INPUT DATA ::
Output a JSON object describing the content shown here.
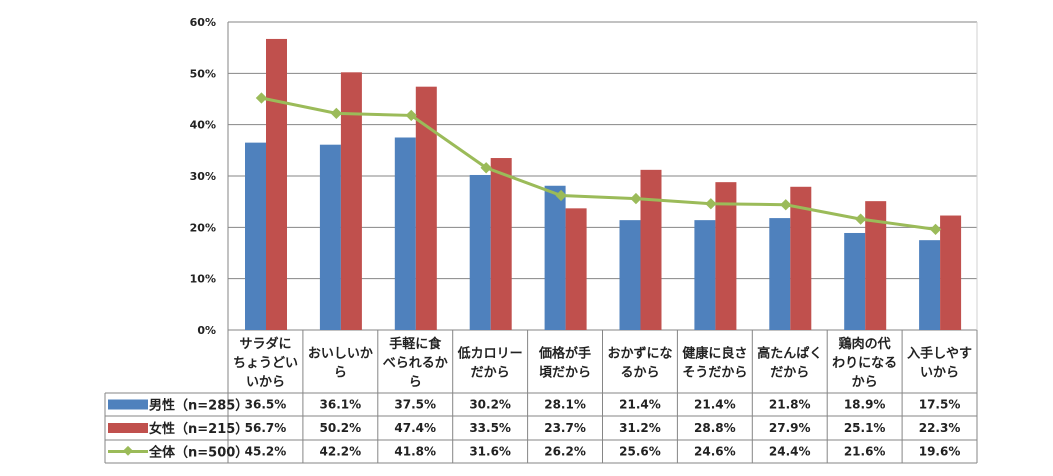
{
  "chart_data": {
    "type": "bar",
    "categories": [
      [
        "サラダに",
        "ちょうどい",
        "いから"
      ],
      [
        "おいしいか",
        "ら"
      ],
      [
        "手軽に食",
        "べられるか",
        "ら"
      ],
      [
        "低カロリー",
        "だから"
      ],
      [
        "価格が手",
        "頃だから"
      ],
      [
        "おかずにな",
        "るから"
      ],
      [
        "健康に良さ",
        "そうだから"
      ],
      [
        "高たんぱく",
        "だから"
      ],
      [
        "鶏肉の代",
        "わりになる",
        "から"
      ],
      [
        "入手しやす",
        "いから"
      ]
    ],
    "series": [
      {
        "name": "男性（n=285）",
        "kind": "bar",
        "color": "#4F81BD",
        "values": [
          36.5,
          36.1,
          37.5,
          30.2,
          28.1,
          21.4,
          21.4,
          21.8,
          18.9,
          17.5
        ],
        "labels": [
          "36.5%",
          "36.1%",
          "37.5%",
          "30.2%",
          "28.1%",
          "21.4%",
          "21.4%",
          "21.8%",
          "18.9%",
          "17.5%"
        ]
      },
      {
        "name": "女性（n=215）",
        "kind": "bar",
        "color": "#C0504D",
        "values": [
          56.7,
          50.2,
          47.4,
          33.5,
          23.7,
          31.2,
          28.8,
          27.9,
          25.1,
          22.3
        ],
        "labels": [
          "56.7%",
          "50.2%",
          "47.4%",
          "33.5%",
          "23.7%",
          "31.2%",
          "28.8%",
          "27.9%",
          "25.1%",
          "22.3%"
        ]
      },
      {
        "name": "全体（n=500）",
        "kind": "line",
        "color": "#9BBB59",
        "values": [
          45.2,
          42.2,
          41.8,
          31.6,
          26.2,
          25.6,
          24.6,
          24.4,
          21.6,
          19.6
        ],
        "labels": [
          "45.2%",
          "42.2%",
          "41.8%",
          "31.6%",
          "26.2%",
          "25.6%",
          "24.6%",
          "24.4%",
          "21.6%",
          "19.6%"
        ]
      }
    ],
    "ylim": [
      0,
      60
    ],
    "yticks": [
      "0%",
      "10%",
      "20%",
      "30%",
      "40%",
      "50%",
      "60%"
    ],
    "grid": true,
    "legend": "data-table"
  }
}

WORK TO COMPLETE ::
Write out each line of the data exactly; the images should be left out.

FINISHED ANSWER ::
Output a JSON object describing the content shown here.
{
  "chart_data": {
    "type": "bar",
    "categories": [
      [
        "サラダに",
        "ちょうどい",
        "いから"
      ],
      [
        "おいしいか",
        "ら"
      ],
      [
        "手軽に食",
        "べられるか",
        "ら"
      ],
      [
        "低カロリー",
        "だから"
      ],
      [
        "価格が手",
        "頃だから"
      ],
      [
        "おかずにな",
        "るから"
      ],
      [
        "健康に良さ",
        "そうだから"
      ],
      [
        "高たんぱく",
        "だから"
      ],
      [
        "鶏肉の代",
        "わりになる",
        "から"
      ],
      [
        "入手しやす",
        "いから"
      ]
    ],
    "series": [
      {
        "name": "男性（n=285）",
        "kind": "bar",
        "color": "#4F81BD",
        "values": [
          36.5,
          36.1,
          37.5,
          30.2,
          28.1,
          21.4,
          21.4,
          21.8,
          18.9,
          17.5
        ],
        "labels": [
          "36.5%",
          "36.1%",
          "37.5%",
          "30.2%",
          "28.1%",
          "21.4%",
          "21.4%",
          "21.8%",
          "18.9%",
          "17.5%"
        ]
      },
      {
        "name": "女性（n=215）",
        "kind": "bar",
        "color": "#C0504D",
        "values": [
          56.7,
          50.2,
          47.4,
          33.5,
          23.7,
          31.2,
          28.8,
          27.9,
          25.1,
          22.3
        ],
        "labels": [
          "56.7%",
          "50.2%",
          "47.4%",
          "33.5%",
          "23.7%",
          "31.2%",
          "28.8%",
          "27.9%",
          "25.1%",
          "22.3%"
        ]
      },
      {
        "name": "全体（n=500）",
        "kind": "line",
        "color": "#9BBB59",
        "values": [
          45.2,
          42.2,
          41.8,
          31.6,
          26.2,
          25.6,
          24.6,
          24.4,
          21.6,
          19.6
        ],
        "labels": [
          "45.2%",
          "42.2%",
          "41.8%",
          "31.6%",
          "26.2%",
          "25.6%",
          "24.6%",
          "24.4%",
          "21.6%",
          "19.6%"
        ]
      }
    ],
    "ylim": [
      0,
      60
    ],
    "yticks": [
      "0%",
      "10%",
      "20%",
      "30%",
      "40%",
      "50%",
      "60%"
    ],
    "grid": true,
    "legend": "data-table"
  }
}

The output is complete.